Scan the lines below for the word "text". Copy each line you find it in.

**RECORD SET:**
* Begin *
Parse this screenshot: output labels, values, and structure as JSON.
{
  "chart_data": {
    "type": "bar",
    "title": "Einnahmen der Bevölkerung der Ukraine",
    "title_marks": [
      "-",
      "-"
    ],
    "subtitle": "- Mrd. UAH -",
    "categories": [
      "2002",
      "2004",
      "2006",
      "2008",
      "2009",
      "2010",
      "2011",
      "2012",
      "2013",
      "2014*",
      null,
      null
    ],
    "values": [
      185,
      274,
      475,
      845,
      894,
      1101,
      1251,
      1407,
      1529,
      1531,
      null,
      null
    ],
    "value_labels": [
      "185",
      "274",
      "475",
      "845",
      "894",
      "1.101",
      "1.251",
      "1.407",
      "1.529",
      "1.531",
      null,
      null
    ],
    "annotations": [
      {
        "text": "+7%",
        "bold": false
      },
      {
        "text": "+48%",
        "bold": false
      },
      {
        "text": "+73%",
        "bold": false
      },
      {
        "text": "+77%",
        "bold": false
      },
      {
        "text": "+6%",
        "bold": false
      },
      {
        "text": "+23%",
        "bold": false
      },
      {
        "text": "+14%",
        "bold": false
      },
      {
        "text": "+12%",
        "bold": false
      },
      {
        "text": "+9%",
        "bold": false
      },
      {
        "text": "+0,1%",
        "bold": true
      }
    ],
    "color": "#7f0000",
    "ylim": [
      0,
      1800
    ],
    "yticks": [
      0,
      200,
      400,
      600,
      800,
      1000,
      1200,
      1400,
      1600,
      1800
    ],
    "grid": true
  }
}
* End *
**THE OUTPUT:**
        "text": "+7%",
        "text": "+48%",
        "text": "+73%",
        "text": "+77%",
        "text": "+6%",
        "text": "+23%",
        "text": "+14%",
        "text": "+12%",
        "text": "+9%",
        "text": "+0,1%",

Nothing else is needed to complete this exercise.